_Task brief_: Report only how many lines of the entries below contain the string "Schilde".

_Input rows_:
——————————

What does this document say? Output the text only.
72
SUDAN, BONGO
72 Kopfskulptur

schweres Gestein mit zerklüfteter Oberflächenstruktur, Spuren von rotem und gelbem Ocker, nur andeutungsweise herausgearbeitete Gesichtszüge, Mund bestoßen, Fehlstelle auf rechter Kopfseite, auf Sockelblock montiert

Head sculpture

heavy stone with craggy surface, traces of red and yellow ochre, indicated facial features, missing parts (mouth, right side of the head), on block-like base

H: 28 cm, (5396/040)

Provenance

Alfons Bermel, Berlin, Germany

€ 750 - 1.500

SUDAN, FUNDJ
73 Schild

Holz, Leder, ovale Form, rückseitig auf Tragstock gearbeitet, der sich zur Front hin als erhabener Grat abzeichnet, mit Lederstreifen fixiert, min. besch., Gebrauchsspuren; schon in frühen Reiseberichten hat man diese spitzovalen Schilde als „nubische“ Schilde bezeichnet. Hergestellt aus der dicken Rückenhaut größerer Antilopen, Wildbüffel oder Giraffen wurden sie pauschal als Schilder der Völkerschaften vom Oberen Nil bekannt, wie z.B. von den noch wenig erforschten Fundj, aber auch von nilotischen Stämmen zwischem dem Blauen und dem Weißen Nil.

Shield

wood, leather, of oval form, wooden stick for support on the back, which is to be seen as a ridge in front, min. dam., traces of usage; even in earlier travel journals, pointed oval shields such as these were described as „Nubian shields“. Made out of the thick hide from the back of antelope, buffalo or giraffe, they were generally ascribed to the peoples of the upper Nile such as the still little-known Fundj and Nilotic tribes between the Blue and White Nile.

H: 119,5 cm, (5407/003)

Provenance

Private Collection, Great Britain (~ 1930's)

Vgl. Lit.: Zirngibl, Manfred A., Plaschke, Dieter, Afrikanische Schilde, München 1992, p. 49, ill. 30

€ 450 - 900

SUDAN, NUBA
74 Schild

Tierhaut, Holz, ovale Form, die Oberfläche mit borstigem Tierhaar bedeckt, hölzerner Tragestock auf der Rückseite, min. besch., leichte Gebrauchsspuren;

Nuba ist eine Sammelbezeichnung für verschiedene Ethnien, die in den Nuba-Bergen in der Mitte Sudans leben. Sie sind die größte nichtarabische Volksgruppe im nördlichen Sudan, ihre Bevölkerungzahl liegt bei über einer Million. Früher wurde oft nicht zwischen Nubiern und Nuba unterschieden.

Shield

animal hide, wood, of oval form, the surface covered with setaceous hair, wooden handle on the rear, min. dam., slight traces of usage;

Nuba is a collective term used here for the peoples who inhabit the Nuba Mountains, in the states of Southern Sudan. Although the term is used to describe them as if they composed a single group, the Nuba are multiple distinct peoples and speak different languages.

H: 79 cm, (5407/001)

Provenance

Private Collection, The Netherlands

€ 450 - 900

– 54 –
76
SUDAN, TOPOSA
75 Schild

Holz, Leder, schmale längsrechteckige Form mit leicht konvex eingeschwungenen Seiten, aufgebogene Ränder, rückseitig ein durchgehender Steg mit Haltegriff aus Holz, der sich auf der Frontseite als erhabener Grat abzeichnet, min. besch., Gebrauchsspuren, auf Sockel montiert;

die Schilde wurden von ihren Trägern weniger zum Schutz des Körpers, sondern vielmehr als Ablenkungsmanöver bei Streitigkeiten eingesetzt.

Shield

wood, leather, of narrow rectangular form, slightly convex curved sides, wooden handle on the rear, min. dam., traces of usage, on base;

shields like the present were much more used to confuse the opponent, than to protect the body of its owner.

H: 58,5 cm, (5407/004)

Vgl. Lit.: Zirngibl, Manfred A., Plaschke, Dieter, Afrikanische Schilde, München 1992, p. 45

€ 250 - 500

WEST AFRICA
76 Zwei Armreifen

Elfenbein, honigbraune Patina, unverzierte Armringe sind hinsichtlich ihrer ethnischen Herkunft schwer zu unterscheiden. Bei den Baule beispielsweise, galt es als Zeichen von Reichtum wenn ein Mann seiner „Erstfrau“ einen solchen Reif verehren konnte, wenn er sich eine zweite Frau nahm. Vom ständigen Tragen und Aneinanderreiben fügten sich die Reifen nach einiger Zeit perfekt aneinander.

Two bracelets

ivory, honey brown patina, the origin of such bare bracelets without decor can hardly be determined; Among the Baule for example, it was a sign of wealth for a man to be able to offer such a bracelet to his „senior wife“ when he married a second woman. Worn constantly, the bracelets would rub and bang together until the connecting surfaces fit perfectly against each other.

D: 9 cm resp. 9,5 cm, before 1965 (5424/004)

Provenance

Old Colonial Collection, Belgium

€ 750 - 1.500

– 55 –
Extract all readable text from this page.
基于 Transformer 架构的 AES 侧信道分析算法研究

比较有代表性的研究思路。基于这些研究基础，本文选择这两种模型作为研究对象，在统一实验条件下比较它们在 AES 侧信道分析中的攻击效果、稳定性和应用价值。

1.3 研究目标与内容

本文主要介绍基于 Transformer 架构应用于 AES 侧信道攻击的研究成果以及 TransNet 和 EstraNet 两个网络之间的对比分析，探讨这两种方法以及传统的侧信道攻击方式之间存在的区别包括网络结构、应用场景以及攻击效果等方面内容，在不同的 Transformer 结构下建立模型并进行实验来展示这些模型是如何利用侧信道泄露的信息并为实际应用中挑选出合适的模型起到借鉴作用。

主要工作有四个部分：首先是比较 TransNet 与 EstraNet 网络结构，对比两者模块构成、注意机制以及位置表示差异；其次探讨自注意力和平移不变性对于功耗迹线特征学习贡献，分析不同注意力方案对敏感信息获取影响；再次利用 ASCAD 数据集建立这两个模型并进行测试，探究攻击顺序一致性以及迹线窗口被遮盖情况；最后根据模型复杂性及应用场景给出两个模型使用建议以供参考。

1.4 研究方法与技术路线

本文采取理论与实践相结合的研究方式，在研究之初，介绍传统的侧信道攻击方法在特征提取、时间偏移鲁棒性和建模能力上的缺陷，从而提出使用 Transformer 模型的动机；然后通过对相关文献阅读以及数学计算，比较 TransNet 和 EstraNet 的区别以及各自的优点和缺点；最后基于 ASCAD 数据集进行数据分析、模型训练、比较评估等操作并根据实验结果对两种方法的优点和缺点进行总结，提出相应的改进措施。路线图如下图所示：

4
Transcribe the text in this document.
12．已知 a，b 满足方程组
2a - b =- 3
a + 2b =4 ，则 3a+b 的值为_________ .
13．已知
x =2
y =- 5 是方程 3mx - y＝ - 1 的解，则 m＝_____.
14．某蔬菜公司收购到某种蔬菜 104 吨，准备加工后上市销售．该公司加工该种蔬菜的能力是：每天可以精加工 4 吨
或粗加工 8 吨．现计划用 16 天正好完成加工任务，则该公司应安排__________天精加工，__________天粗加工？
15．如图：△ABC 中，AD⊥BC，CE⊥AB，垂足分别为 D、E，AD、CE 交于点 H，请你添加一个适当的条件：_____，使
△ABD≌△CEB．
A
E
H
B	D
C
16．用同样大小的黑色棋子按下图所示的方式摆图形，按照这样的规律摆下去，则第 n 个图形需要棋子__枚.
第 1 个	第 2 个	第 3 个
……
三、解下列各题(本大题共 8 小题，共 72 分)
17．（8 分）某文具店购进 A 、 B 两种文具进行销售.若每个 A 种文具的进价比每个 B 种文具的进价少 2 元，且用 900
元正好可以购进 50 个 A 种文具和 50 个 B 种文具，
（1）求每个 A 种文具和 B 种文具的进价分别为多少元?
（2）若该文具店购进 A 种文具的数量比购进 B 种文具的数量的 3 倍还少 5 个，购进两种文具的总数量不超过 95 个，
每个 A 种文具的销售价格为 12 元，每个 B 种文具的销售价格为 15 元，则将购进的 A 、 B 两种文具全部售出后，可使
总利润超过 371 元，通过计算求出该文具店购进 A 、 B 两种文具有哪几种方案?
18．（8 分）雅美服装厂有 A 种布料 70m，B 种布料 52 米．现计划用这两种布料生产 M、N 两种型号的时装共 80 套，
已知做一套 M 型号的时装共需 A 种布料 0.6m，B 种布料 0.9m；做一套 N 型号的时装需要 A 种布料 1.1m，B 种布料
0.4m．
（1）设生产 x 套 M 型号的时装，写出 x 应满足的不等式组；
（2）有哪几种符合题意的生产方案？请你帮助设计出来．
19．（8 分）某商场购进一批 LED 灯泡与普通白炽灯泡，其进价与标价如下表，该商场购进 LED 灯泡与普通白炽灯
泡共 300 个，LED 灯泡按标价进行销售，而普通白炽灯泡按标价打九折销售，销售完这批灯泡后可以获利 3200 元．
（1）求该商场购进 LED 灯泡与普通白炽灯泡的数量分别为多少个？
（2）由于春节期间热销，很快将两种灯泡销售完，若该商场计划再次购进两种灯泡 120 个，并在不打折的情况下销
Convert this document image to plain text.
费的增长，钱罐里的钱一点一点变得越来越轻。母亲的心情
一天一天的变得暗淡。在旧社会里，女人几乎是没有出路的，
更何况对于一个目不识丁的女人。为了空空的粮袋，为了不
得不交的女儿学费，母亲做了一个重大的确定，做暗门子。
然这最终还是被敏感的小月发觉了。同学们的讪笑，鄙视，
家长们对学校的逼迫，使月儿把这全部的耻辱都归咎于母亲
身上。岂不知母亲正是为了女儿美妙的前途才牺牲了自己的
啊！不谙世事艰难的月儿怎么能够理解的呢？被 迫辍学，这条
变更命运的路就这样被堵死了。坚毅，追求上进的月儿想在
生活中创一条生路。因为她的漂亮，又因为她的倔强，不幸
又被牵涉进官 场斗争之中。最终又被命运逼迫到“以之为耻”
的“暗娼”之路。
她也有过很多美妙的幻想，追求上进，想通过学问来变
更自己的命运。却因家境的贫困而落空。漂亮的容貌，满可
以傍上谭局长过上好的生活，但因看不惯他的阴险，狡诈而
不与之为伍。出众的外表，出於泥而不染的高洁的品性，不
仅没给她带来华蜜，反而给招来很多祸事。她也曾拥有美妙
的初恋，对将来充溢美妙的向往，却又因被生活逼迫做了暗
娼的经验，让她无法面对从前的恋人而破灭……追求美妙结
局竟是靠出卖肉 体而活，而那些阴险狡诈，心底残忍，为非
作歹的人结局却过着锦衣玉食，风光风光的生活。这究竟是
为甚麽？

——————————

_Final answer_: 4